start Data section
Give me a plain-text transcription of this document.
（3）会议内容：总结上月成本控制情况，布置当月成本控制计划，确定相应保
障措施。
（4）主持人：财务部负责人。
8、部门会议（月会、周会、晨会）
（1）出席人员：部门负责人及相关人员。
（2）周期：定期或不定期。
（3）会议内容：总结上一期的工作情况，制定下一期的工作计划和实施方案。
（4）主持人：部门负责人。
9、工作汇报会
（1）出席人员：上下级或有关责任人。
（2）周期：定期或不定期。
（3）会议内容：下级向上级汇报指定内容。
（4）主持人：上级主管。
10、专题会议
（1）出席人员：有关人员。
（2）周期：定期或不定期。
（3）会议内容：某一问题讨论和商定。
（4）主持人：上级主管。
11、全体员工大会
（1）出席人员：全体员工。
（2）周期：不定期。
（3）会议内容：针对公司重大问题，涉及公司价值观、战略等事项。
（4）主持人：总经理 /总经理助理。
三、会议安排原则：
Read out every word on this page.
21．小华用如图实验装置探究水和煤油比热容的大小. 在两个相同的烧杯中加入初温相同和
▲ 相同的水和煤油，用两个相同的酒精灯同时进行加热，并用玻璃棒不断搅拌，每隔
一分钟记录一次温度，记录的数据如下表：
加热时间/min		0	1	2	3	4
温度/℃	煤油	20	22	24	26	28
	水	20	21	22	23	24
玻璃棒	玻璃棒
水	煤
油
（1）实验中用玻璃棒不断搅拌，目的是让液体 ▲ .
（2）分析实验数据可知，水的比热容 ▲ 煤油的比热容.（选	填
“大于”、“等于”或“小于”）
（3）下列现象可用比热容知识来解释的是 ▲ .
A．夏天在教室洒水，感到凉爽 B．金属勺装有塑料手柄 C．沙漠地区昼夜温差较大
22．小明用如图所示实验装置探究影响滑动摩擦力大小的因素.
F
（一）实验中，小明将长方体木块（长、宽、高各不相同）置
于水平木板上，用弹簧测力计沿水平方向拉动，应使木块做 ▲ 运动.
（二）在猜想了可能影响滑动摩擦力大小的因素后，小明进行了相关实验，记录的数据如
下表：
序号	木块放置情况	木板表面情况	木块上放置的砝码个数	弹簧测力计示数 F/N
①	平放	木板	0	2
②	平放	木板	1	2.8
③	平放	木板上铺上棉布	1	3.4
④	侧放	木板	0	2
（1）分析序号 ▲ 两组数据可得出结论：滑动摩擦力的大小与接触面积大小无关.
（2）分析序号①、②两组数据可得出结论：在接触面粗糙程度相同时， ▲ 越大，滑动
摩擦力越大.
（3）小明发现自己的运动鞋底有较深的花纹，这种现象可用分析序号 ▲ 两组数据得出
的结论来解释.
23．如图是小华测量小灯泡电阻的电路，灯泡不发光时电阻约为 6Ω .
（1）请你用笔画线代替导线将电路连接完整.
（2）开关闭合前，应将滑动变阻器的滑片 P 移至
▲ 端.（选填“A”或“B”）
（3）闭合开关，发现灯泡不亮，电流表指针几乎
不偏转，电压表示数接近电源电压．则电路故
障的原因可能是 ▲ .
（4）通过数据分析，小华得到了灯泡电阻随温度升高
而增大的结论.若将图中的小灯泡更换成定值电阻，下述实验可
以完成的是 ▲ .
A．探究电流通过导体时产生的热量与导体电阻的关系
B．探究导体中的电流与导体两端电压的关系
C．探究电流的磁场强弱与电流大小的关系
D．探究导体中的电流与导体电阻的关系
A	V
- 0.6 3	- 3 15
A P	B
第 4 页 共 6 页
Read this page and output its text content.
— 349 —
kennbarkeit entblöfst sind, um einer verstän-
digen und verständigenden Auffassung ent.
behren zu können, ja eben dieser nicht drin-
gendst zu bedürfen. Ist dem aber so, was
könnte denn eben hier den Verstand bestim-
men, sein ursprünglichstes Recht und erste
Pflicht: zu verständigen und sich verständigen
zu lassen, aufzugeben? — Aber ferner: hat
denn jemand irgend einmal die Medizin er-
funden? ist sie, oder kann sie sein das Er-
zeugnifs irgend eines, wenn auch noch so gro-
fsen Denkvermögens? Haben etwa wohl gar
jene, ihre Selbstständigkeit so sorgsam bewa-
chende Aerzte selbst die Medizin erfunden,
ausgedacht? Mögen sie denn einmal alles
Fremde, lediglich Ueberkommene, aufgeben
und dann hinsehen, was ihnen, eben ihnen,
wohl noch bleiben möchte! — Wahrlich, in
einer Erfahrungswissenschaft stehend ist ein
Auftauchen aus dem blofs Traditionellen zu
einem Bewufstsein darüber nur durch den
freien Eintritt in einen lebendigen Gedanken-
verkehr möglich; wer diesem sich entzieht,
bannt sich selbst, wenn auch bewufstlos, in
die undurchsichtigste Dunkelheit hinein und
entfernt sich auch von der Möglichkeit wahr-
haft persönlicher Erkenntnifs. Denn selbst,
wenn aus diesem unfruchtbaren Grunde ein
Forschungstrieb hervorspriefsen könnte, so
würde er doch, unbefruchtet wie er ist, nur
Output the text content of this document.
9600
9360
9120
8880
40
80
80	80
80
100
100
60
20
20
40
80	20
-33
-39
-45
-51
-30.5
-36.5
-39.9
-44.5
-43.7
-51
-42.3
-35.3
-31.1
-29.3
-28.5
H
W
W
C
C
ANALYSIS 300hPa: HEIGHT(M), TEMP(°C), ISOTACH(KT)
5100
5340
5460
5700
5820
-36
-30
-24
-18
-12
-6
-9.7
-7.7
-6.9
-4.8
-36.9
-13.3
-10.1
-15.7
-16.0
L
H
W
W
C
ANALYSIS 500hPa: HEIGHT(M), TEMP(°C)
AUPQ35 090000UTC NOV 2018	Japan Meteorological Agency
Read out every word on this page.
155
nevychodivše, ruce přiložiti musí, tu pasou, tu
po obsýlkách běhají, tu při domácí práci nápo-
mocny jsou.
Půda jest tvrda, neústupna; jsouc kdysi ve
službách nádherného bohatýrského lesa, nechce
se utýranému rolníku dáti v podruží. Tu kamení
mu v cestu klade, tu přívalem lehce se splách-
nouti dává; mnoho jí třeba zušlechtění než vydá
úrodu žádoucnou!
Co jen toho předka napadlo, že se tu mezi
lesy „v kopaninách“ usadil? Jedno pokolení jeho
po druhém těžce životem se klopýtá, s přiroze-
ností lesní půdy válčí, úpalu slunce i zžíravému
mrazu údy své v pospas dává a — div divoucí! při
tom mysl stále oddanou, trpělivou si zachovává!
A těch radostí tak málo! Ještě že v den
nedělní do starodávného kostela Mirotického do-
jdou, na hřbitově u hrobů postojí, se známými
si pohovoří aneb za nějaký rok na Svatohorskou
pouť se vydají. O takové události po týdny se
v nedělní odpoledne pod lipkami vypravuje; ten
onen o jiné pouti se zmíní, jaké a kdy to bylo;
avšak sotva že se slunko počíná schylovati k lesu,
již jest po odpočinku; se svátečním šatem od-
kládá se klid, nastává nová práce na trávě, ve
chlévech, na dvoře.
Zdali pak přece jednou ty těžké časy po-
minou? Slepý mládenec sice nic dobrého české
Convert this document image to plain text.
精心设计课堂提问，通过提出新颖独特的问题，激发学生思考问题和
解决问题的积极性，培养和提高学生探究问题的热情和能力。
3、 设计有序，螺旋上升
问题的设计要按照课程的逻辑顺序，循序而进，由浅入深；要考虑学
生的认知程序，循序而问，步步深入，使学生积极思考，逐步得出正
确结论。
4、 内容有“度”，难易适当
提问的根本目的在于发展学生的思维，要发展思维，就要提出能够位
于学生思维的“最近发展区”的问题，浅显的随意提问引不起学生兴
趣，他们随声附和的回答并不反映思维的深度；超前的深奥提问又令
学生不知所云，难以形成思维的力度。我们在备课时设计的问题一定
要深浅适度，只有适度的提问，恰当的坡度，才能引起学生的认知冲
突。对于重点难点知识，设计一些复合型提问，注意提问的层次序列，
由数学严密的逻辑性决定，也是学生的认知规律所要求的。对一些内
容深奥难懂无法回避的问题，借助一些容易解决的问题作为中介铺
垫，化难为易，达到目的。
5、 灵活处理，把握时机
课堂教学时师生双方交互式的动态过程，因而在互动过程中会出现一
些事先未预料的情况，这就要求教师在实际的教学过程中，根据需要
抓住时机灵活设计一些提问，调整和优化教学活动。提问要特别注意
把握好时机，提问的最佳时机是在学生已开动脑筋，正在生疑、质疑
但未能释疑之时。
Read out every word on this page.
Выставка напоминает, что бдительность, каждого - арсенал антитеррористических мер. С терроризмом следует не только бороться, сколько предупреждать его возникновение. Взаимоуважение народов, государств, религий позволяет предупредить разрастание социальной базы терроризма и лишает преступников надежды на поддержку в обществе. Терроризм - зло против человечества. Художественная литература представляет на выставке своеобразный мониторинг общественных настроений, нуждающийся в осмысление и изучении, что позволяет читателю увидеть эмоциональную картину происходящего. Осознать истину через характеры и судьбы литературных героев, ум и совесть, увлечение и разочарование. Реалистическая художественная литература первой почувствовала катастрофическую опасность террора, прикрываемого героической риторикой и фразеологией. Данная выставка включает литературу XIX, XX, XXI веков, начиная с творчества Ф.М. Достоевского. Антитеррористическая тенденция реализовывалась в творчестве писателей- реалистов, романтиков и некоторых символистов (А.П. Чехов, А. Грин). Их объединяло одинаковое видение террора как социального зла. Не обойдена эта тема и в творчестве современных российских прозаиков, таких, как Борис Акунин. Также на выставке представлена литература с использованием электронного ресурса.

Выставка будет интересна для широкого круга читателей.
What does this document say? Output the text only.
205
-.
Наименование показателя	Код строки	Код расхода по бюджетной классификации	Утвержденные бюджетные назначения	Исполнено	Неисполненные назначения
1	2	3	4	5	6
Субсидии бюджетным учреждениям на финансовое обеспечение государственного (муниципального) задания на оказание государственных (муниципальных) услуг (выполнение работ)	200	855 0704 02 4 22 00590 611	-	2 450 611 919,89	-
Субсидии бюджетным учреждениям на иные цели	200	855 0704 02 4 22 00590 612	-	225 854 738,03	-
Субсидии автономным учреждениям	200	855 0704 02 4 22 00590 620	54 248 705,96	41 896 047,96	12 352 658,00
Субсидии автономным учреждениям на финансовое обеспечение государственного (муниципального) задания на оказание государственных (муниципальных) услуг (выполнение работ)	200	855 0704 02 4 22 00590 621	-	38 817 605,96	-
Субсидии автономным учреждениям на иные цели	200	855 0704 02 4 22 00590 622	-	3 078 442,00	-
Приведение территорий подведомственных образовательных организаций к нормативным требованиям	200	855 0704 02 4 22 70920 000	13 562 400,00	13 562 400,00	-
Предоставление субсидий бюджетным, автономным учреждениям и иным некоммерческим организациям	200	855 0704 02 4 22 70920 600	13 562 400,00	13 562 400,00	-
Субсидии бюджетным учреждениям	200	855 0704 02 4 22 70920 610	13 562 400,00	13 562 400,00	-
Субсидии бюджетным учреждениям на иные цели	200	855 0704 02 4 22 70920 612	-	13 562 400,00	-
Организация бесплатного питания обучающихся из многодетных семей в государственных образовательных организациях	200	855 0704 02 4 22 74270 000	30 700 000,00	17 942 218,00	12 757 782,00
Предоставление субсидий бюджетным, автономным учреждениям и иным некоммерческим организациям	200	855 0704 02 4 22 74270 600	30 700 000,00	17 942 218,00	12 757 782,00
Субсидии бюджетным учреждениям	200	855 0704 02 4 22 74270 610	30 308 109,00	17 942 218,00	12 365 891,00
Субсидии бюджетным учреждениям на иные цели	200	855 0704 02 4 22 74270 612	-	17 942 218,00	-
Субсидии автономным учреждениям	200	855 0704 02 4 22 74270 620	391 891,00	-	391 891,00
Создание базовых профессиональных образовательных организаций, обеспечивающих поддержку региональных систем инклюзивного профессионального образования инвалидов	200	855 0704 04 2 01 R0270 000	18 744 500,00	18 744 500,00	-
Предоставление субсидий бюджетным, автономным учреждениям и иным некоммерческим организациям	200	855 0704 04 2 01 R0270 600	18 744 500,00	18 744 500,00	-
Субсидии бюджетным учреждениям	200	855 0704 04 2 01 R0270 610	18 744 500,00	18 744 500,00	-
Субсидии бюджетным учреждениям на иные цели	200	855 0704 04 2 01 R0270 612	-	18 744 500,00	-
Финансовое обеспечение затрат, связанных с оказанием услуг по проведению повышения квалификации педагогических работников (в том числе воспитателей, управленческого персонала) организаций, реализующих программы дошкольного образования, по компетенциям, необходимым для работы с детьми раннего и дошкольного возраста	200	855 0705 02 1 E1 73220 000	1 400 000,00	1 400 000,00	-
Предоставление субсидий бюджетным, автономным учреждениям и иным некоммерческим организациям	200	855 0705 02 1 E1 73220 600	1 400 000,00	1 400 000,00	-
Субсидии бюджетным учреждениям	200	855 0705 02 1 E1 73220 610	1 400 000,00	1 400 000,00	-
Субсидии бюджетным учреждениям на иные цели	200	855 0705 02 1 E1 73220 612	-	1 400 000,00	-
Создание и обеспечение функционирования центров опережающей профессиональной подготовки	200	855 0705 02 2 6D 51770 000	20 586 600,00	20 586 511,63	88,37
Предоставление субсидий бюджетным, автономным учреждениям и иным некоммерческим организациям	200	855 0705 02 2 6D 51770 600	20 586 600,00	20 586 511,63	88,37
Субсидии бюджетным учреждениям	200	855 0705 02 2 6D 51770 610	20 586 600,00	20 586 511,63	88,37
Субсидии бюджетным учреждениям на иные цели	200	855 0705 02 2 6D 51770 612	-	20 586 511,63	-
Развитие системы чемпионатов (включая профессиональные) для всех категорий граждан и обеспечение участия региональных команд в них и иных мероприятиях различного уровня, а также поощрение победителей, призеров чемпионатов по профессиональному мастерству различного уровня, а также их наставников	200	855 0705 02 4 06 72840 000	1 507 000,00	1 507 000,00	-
end Data section
What the task requires >> Among the records above, how many lines carry the string "jest"? Reply with the number alone.

Completed exercise >> 2